══ Raw data ══

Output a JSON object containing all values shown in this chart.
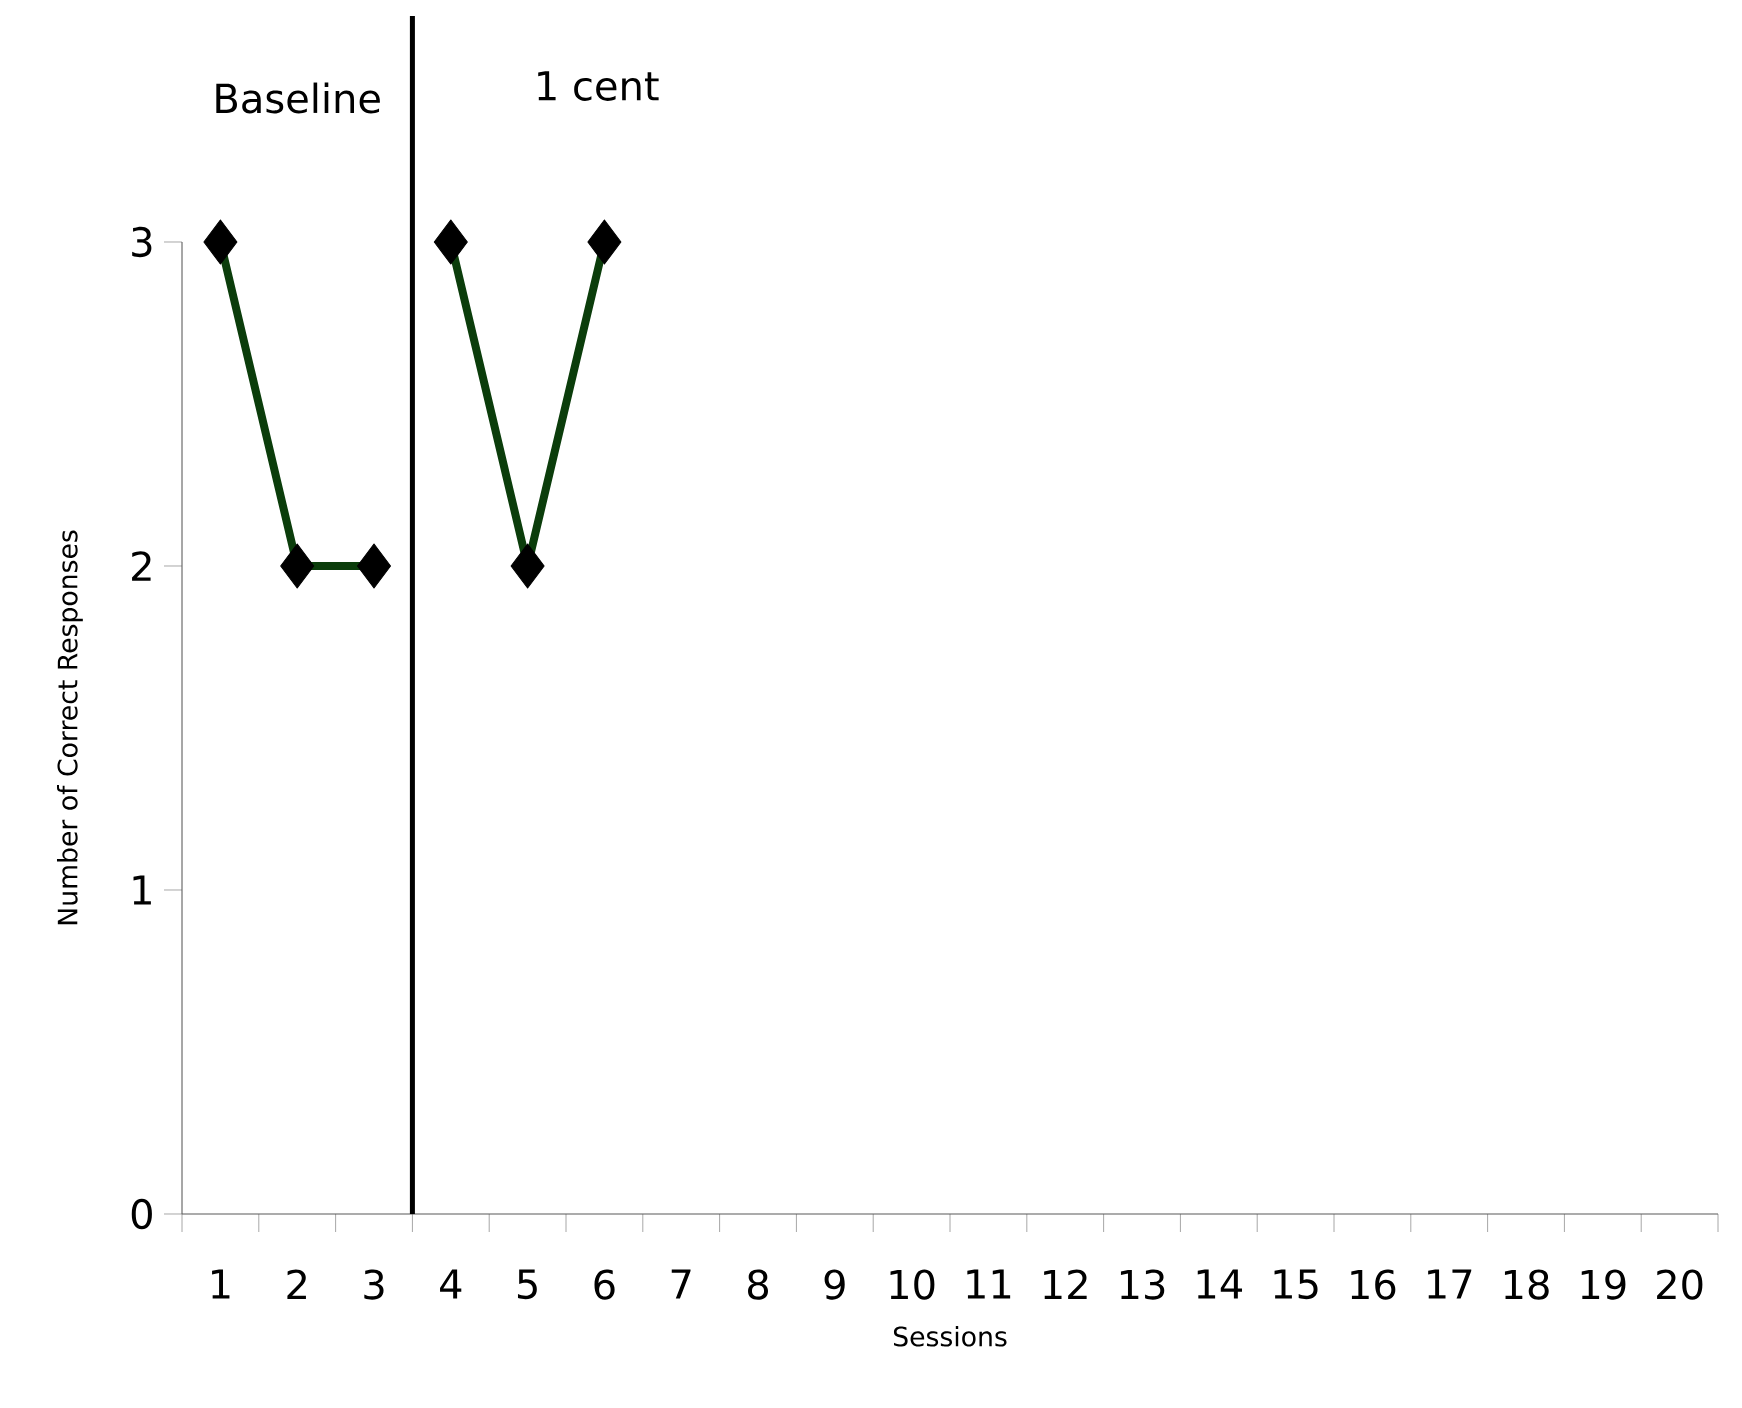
{
  "chart_data": {
    "type": "line",
    "xlabel": "Sessions",
    "ylabel": "Number of Correct Responses",
    "xlim": [
      0.5,
      20.5
    ],
    "xticks": [
      1,
      2,
      3,
      4,
      5,
      6,
      7,
      8,
      9,
      10,
      11,
      12,
      13,
      14,
      15,
      16,
      17,
      18,
      19,
      20
    ],
    "ylim": [
      0,
      3
    ],
    "yticks": [
      0,
      1,
      2,
      3
    ],
    "marker": "diamond",
    "line_style": "solid",
    "grid": false,
    "series": [
      {
        "color": "#0b3d0b",
        "x": [
          1,
          2,
          3
        ],
        "values": [
          3,
          2,
          2
        ]
      },
      {
        "color": "#0b3d0b",
        "x": [
          4,
          5,
          6
        ],
        "values": [
          3,
          2,
          3
        ]
      }
    ],
    "ref_lines": [
      {
        "axis": "x",
        "value": 3.5,
        "color": "#000000"
      }
    ],
    "annotations": [
      "Baseline",
      "1 cent"
    ]
  }
}
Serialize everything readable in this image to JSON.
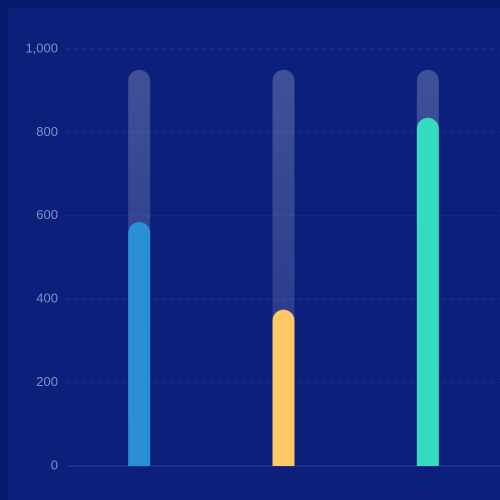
{
  "chart_data": {
    "type": "bar",
    "categories": [
      null,
      null,
      null
    ],
    "values": [
      585,
      375,
      835
    ],
    "colors": [
      "#2a8fd6",
      "#ffc766",
      "#35dcc0"
    ],
    "track_values": [
      950,
      950,
      950
    ],
    "ylim": [
      0,
      1000
    ],
    "yticks": [
      0,
      200,
      400,
      600,
      800,
      {
        "value": 1000,
        "label": "1,000"
      }
    ],
    "grid": true
  }
}
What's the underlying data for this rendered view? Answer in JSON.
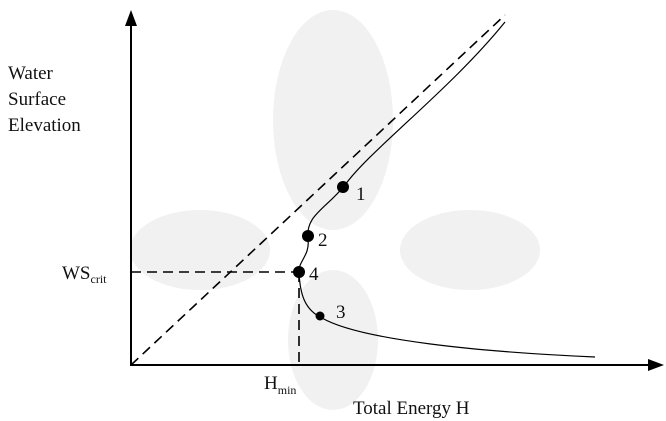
{
  "axes": {
    "y_label_lines": [
      "Water",
      "Surface",
      "Elevation"
    ],
    "x_label": "Total Energy H"
  },
  "critical": {
    "ws_main": "WS",
    "ws_sub": "crit",
    "h_main": "H",
    "h_sub": "min"
  },
  "points": [
    {
      "label": "1"
    },
    {
      "label": "2"
    },
    {
      "label": "4"
    },
    {
      "label": "3"
    }
  ]
}
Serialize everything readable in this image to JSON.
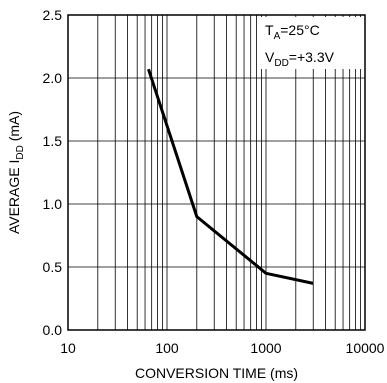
{
  "chart_data": {
    "type": "line",
    "title": "",
    "xlabel": "CONVERSION TIME (ms)",
    "ylabel": {
      "prefix": "AVERAGE I",
      "sub": "DD",
      "suffix": " (mA)"
    },
    "xscale": "log",
    "xlim": [
      10,
      10000
    ],
    "ylim": [
      0,
      2.5
    ],
    "grid": true,
    "xticks": [
      10,
      100,
      1000,
      10000
    ],
    "xtick_labels": [
      "10",
      "100",
      "1000",
      "10000"
    ],
    "yticks": [
      0,
      0.5,
      1.0,
      1.5,
      2.0,
      2.5
    ],
    "ytick_labels": [
      "0.0",
      "0.5",
      "1.0",
      "1.5",
      "2.0",
      "2.5"
    ],
    "series": [
      {
        "x": [
          65,
          200,
          1000,
          3000
        ],
        "y": [
          2.07,
          0.9,
          0.45,
          0.37
        ]
      }
    ],
    "annotations": [
      {
        "main": "T",
        "sub": "A",
        "rest": "=25°C"
      },
      {
        "main": "V",
        "sub": "DD",
        "rest": "=+3.3V"
      }
    ]
  }
}
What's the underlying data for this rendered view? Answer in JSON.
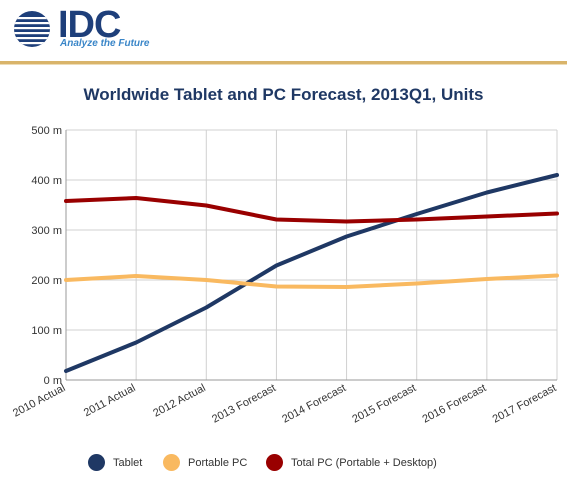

═══

▶ [Task directions]: Reproduce every record word for word. The copy must contain no pictures.

▶ [Result for this task]:
Output a JSON object containing all values shown in this chart.
{
  "chart_data": {
    "type": "line",
    "xlabel": "Sessions",
    "ylabel": "Number of Correct Responses",
    "xlim": [
      0.5,
      20.5
    ],
    "xticks": [
      1,
      2,
      3,
      4,
      5,
      6,
      7,
      8,
      9,
      10,
      11,
      12,
      13,
      14,
      15,
      16,
      17,
      18,
      19,
      20
    ],
    "ylim": [
      0,
      3
    ],
    "yticks": [
      0,
      1,
      2,
      3
    ],
    "marker": "diamond",
    "line_style": "solid",
    "grid": false,
    "series": [
      {
        "color": "#0b3d0b",
        "x": [
          1,
          2,
          3
        ],
        "values": [
          3,
          2,
          2
        ]
      },
      {
        "color": "#0b3d0b",
        "x": [
          4,
          5,
          6
        ],
        "values": [
          3,
          2,
          3
        ]
      }
    ],
    "ref_lines": [
      {
        "axis": "x",
        "value": 3.5,
        "color": "#000000"
      }
    ],
    "annotations": [
      "Baseline",
      "1 cent"
    ]
  }
}
Serialize everything readable in this image to JSON.
{
  "chart_data": {
    "type": "bar",
    "categories": [
      null,
      null,
      null
    ],
    "values": [
      585,
      375,
      835
    ],
    "colors": [
      "#2a8fd6",
      "#ffc766",
      "#35dcc0"
    ],
    "track_values": [
      950,
      950,
      950
    ],
    "ylim": [
      0,
      1000
    ],
    "yticks": [
      0,
      200,
      400,
      600,
      800,
      {
        "value": 1000,
        "label": "1,000"
      }
    ],
    "grid": true
  }
}
What's the underlying data for this rendered view? Answer in JSON.
{
  "axes": {
    "y_label_lines": [
      "Water",
      "Surface",
      "Elevation"
    ],
    "x_label": "Total Energy H"
  },
  "critical": {
    "ws_main": "WS",
    "ws_sub": "crit",
    "h_main": "H",
    "h_sub": "min"
  },
  "points": [
    {
      "label": "1"
    },
    {
      "label": "2"
    },
    {
      "label": "4"
    },
    {
      "label": "3"
    }
  ]
}
Serialize everything readable in this image to JSON.
{
  "chart_data": {
    "type": "line",
    "title": "",
    "xlabel": "CONVERSION TIME (ms)",
    "ylabel": {
      "prefix": "AVERAGE I",
      "sub": "DD",
      "suffix": " (mA)"
    },
    "xscale": "log",
    "xlim": [
      10,
      10000
    ],
    "ylim": [
      0,
      2.5
    ],
    "grid": true,
    "xticks": [
      10,
      100,
      1000,
      10000
    ],
    "xtick_labels": [
      "10",
      "100",
      "1000",
      "10000"
    ],
    "yticks": [
      0,
      0.5,
      1.0,
      1.5,
      2.0,
      2.5
    ],
    "ytick_labels": [
      "0.0",
      "0.5",
      "1.0",
      "1.5",
      "2.0",
      "2.5"
    ],
    "series": [
      {
        "x": [
          65,
          200,
          1000,
          3000
        ],
        "y": [
          2.07,
          0.9,
          0.45,
          0.37
        ]
      }
    ],
    "annotations": [
      {
        "main": "T",
        "sub": "A",
        "rest": "=25°C"
      },
      {
        "main": "V",
        "sub": "DD",
        "rest": "=+3.3V"
      }
    ]
  }
}
What's the underlying data for this rendered view? Answer in JSON.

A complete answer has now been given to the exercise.